[Records for processing]
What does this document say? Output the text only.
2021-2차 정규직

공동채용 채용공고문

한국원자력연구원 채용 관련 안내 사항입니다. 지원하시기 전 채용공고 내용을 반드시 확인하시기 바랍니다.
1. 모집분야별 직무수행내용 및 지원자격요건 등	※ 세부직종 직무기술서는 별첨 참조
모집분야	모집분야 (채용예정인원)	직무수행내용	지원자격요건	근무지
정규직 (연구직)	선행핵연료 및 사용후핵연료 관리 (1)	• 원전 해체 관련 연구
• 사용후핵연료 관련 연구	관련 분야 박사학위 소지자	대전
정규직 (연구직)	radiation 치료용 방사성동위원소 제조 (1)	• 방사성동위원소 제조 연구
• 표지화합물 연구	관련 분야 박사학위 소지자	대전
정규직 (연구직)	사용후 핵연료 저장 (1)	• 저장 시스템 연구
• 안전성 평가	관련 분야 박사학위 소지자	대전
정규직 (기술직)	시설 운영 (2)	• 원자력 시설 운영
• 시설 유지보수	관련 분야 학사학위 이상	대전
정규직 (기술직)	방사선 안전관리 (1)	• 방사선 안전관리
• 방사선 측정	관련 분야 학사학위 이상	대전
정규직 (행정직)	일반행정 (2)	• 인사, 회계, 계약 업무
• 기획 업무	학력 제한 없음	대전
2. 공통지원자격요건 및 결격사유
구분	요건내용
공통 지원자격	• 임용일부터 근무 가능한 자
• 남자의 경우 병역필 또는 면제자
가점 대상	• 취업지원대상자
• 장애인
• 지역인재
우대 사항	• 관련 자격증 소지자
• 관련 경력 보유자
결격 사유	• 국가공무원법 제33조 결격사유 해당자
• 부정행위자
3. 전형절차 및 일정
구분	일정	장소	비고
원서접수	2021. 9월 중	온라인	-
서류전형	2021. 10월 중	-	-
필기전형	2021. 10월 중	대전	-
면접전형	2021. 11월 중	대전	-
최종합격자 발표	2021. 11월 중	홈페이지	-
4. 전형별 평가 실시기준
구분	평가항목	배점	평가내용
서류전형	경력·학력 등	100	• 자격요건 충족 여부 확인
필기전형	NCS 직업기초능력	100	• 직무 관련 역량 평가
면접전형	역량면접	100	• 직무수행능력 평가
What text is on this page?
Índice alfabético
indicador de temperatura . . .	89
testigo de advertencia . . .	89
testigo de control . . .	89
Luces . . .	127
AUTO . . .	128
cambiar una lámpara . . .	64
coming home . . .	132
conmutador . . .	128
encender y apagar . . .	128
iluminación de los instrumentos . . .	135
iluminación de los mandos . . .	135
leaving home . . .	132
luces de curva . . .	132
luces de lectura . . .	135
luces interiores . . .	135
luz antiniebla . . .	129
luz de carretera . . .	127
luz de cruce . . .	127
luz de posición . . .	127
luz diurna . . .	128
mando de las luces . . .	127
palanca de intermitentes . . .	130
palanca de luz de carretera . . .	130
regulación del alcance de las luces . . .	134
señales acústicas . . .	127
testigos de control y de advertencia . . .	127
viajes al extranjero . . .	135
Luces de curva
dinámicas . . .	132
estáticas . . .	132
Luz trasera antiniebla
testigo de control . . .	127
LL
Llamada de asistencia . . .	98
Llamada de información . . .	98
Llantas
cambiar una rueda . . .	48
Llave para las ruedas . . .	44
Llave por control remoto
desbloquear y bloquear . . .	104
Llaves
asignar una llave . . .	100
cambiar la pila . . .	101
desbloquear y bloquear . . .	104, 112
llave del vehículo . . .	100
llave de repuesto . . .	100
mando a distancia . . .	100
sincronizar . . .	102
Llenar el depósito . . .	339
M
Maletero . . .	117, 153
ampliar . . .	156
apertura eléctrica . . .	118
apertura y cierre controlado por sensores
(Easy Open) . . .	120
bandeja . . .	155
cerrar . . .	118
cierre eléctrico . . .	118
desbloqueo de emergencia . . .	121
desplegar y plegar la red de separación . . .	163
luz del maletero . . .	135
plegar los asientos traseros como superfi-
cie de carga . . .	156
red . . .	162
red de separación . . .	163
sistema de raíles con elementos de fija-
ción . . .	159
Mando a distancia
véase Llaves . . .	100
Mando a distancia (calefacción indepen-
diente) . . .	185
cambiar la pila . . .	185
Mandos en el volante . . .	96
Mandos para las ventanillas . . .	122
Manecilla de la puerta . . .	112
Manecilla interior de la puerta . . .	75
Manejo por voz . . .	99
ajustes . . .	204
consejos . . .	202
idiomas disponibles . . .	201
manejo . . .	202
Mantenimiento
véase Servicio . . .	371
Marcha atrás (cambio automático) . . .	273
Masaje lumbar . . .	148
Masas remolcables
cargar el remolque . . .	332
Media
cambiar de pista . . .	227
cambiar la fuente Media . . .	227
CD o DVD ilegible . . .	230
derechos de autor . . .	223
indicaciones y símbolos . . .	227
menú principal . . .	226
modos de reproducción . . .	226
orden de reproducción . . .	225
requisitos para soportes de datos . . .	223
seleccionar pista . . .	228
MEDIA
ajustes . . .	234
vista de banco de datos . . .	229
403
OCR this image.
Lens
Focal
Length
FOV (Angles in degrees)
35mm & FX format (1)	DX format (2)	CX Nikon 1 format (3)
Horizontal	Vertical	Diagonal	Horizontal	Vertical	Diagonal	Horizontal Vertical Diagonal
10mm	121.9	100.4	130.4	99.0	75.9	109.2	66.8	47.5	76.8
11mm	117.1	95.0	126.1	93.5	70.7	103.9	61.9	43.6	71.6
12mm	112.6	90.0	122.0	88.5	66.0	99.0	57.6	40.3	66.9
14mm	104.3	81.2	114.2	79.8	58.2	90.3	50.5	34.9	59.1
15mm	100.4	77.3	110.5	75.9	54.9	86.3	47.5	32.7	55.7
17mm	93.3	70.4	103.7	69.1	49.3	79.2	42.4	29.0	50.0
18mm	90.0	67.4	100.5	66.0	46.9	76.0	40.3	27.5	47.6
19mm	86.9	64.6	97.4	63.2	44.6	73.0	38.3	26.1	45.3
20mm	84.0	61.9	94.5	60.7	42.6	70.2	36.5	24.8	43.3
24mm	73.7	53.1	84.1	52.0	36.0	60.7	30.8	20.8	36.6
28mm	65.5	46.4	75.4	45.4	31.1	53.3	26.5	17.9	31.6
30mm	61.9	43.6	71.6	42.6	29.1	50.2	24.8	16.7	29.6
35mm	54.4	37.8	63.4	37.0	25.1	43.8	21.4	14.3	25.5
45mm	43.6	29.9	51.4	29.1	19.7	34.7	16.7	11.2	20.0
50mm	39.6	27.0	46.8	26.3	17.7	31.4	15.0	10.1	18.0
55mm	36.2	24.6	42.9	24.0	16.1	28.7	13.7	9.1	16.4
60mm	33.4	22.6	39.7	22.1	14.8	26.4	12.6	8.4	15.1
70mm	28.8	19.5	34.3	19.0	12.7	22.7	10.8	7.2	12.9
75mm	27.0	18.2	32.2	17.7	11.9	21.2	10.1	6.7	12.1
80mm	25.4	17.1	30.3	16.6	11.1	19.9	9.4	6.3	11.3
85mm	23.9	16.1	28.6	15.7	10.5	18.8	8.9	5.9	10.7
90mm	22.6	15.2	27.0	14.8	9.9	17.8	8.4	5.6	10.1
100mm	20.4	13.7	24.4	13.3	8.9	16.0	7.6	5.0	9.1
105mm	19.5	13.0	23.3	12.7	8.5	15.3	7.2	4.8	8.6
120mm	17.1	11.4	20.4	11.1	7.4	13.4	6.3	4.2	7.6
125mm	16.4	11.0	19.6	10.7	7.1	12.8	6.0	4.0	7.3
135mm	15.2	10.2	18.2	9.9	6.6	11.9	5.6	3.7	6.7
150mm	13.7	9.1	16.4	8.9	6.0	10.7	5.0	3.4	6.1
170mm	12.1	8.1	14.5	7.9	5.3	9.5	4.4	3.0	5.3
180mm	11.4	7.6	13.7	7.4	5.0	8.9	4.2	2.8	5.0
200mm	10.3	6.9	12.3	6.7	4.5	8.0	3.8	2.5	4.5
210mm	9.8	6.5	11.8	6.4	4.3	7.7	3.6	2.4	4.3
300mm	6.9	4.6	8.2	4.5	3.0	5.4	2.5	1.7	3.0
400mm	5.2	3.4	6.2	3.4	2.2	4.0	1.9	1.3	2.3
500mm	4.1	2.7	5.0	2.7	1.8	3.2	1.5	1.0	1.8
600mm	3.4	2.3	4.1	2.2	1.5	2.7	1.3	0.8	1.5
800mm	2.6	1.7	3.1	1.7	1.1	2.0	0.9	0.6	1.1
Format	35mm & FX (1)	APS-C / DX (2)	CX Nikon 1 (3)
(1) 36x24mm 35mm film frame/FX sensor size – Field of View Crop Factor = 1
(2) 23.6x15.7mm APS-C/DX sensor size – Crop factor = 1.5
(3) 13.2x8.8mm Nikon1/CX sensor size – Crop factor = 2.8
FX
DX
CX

[Short task]
Give only the number of lines in the records that include the word "사용후핵연료".

[Result of the task]
2